#### Task instructions
Write every record out again exactly, and keep images out of it.

#### Data supplied

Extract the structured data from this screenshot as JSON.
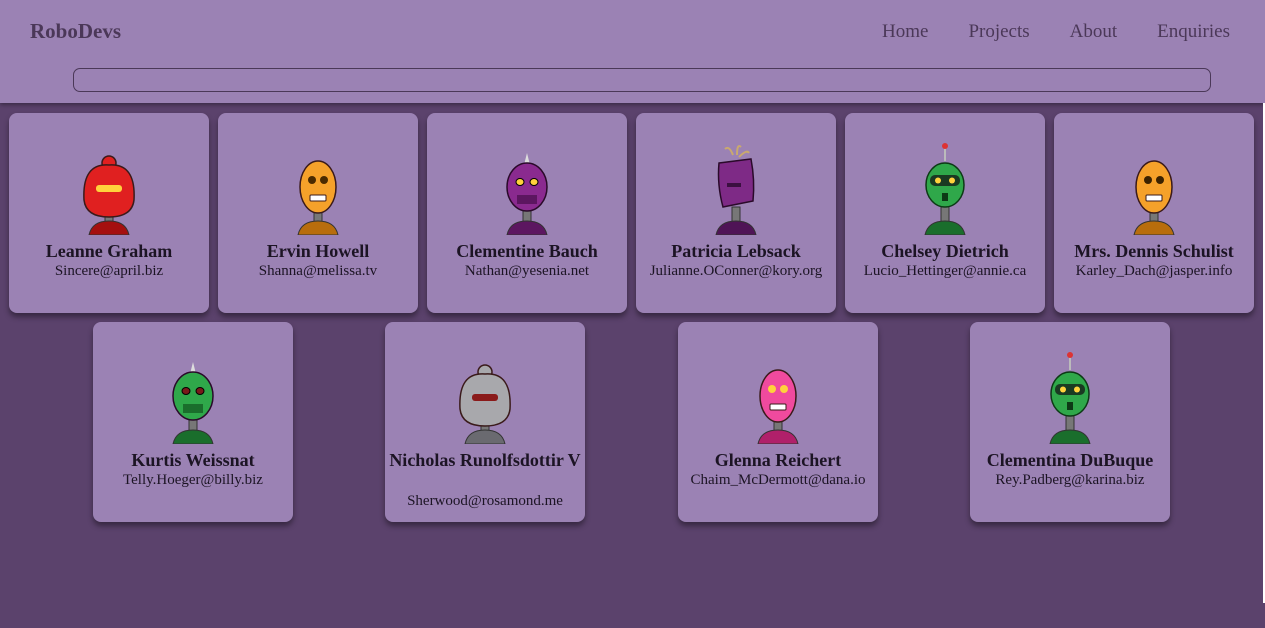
{
  "header": {
    "logo": "RoboDevs",
    "nav": [
      "Home",
      "Projects",
      "About",
      "Enquiries"
    ],
    "search_value": ""
  },
  "robots": [
    {
      "name": "Leanne Graham",
      "email": "Sincere@april.biz",
      "color": "#e02020",
      "accent": "#a50f0f",
      "eyes": "#ffd23c",
      "style": "round"
    },
    {
      "name": "Ervin Howell",
      "email": "Shanna@melissa.tv",
      "color": "#f5a12a",
      "accent": "#b86d0c",
      "eyes": "#4a2a00",
      "style": "oval"
    },
    {
      "name": "Clementine Bauch",
      "email": "Nathan@yesenia.net",
      "color": "#8a2a8f",
      "accent": "#5c1660",
      "eyes": "#ffd23c",
      "style": "broad"
    },
    {
      "name": "Patricia Lebsack",
      "email": "Julianne.OConner@kory.org",
      "color": "#7e2a86",
      "accent": "#4f1456",
      "eyes": "#3b0f40",
      "style": "box"
    },
    {
      "name": "Chelsey Dietrich",
      "email": "Lucio_Hettinger@annie.ca",
      "color": "#2fa84a",
      "accent": "#1a6e2c",
      "eyes": "#ffd23c",
      "style": "antenna"
    },
    {
      "name": "Mrs. Dennis Schulist",
      "email": "Karley_Dach@jasper.info",
      "color": "#f5a12a",
      "accent": "#b86d0c",
      "eyes": "#3b2200",
      "style": "oval"
    },
    {
      "name": "Kurtis Weissnat",
      "email": "Telly.Hoeger@billy.biz",
      "color": "#2fa84a",
      "accent": "#1a6e2c",
      "eyes": "#7a1a1a",
      "style": "broad"
    },
    {
      "name": "Nicholas Runolfsdottir V",
      "email": "Sherwood@rosamond.me",
      "color": "#a8a8ac",
      "accent": "#6a6a70",
      "eyes": "#8a1a1a",
      "style": "round"
    },
    {
      "name": "Glenna Reichert",
      "email": "Chaim_McDermott@dana.io",
      "color": "#f04a9e",
      "accent": "#b0206a",
      "eyes": "#ffd23c",
      "style": "oval"
    },
    {
      "name": "Clementina DuBuque",
      "email": "Rey.Padberg@karina.biz",
      "color": "#2fa84a",
      "accent": "#1a6e2c",
      "eyes": "#ffd23c",
      "style": "antenna"
    }
  ]
}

#### Reply
Extract the structured data from this screenshot as JSON.
{
  "header": {
    "logo": "RoboDevs",
    "nav": [
      "Home",
      "Projects",
      "About",
      "Enquiries"
    ],
    "search_value": ""
  },
  "robots": [
    {
      "name": "Leanne Graham",
      "email": "Sincere@april.biz",
      "color": "#e02020",
      "accent": "#a50f0f",
      "eyes": "#ffd23c",
      "style": "round"
    },
    {
      "name": "Ervin Howell",
      "email": "Shanna@melissa.tv",
      "color": "#f5a12a",
      "accent": "#b86d0c",
      "eyes": "#4a2a00",
      "style": "oval"
    },
    {
      "name": "Clementine Bauch",
      "email": "Nathan@yesenia.net",
      "color": "#8a2a8f",
      "accent": "#5c1660",
      "eyes": "#ffd23c",
      "style": "broad"
    },
    {
      "name": "Patricia Lebsack",
      "email": "Julianne.OConner@kory.org",
      "color": "#7e2a86",
      "accent": "#4f1456",
      "eyes": "#3b0f40",
      "style": "box"
    },
    {
      "name": "Chelsey Dietrich",
      "email": "Lucio_Hettinger@annie.ca",
      "color": "#2fa84a",
      "accent": "#1a6e2c",
      "eyes": "#ffd23c",
      "style": "antenna"
    },
    {
      "name": "Mrs. Dennis Schulist",
      "email": "Karley_Dach@jasper.info",
      "color": "#f5a12a",
      "accent": "#b86d0c",
      "eyes": "#3b2200",
      "style": "oval"
    },
    {
      "name": "Kurtis Weissnat",
      "email": "Telly.Hoeger@billy.biz",
      "color": "#2fa84a",
      "accent": "#1a6e2c",
      "eyes": "#7a1a1a",
      "style": "broad"
    },
    {
      "name": "Nicholas Runolfsdottir V",
      "email": "Sherwood@rosamond.me",
      "color": "#a8a8ac",
      "accent": "#6a6a70",
      "eyes": "#8a1a1a",
      "style": "round"
    },
    {
      "name": "Glenna Reichert",
      "email": "Chaim_McDermott@dana.io",
      "color": "#f04a9e",
      "accent": "#b0206a",
      "eyes": "#ffd23c",
      "style": "oval"
    },
    {
      "name": "Clementina DuBuque",
      "email": "Rey.Padberg@karina.biz",
      "color": "#2fa84a",
      "accent": "#1a6e2c",
      "eyes": "#ffd23c",
      "style": "antenna"
    }
  ]
}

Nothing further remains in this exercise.